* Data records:
┌──

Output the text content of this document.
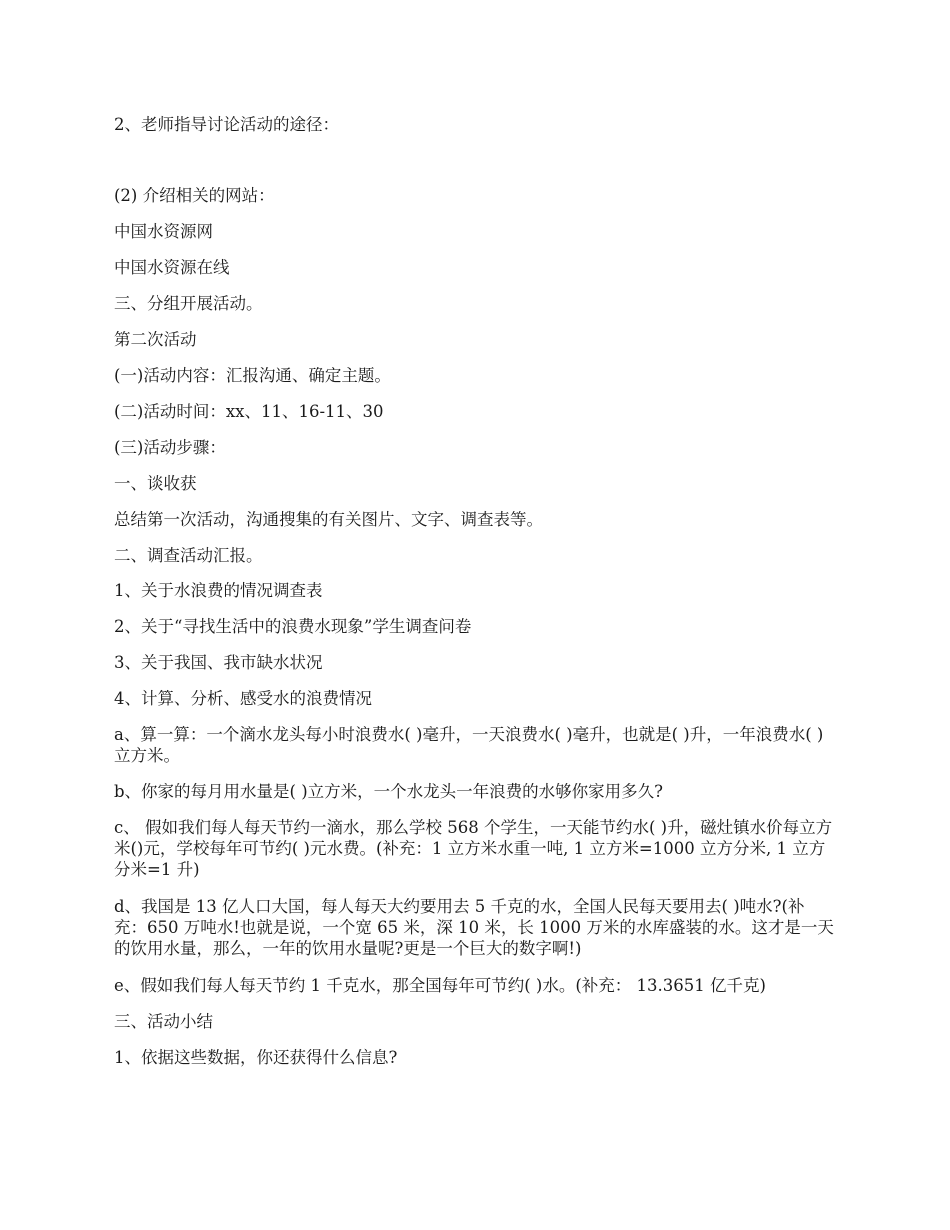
2、老师指导讨论活动的途径：

(2) 介绍相关的网站：

中国水资源网

中国水资源在线

三、分组开展活动。

第二次活动

(一)活动内容：汇报沟通、确定主题。

(二)活动时间：xx、11、16-11、30

(三)活动步骤：

一、谈收获

总结第一次活动，沟通搜集的有关图片、文字、调查表等。

二、调查活动汇报。

1、关于水浪费的情况调查表

2、关于“寻找生活中的浪费水现象”学生调查问卷

3、关于我国、我市缺水状况

4、计算、分析、感受水的浪费情况

a、算一算：一个滴水龙头每小时浪费水( )毫升，一天浪费水( )毫升，也就是( )升，一年浪费水( )立方米。

b、你家的每月用水量是( )立方米，一个水龙头一年浪费的水够你家用多久?

c、 假如我们每人每天节约一滴水，那么学校 568 个学生，一天能节约水( )升，磁灶镇水价每立方米()元，学校每年可节约( )元水费。(补充：1 立方米水重一吨, 1 立方米=1000 立方分米, 1 立方分米=1 升)

d、我国是 13 亿人口大国，每人每天大约要用去 5 千克的水，全国人民每天要用去( )吨水?(补充：650 万吨水!也就是说，一个宽 65 米，深 10 米，长 1000 万米的水库盛装的水。这才是一天的饮用水量，那么，一年的饮用水量呢?更是一个巨大的数字啊!)

e、假如我们每人每天节约 1 千克水，那全国每年可节约( )水。(补充： 13.3651 亿千克)

三、活动小结

1、依据这些数据，你还获得什么信息?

└──

* Exercise instructions:
Omit the images and transcribe all of the records above word for word.

* Output below:
Output the text content of this document.
2、老师指导讨论活动的途径：

(2) 介绍相关的网站：

中国水资源网

中国水资源在线

三、分组开展活动。

第二次活动

(一)活动内容：汇报沟通、确定主题。

(二)活动时间：xx、11、16-11、30

(三)活动步骤：

一、谈收获

总结第一次活动，沟通搜集的有关图片、文字、调查表等。

二、调查活动汇报。

1、关于水浪费的情况调查表

2、关于“寻找生活中的浪费水现象”学生调查问卷

3、关于我国、我市缺水状况

4、计算、分析、感受水的浪费情况

a、算一算：一个滴水龙头每小时浪费水( )毫升，一天浪费水( )毫升，也就是( )升，一年浪费水( )立方米。

b、你家的每月用水量是( )立方米，一个水龙头一年浪费的水够你家用多久?

c、 假如我们每人每天节约一滴水，那么学校 568 个学生，一天能节约水( )升，磁灶镇水价每立方米()元，学校每年可节约( )元水费。(补充：1 立方米水重一吨, 1 立方米=1000 立方分米, 1 立方分米=1 升)

d、我国是 13 亿人口大国，每人每天大约要用去 5 千克的水，全国人民每天要用去( )吨水?(补充：650 万吨水!也就是说，一个宽 65 米，深 10 米，长 1000 万米的水库盛装的水。这才是一天的饮用水量，那么，一年的饮用水量呢?更是一个巨大的数字啊!)

e、假如我们每人每天节约 1 千克水，那全国每年可节约( )水。(补充： 13.3651 亿千克)

三、活动小结

1、依据这些数据，你还获得什么信息?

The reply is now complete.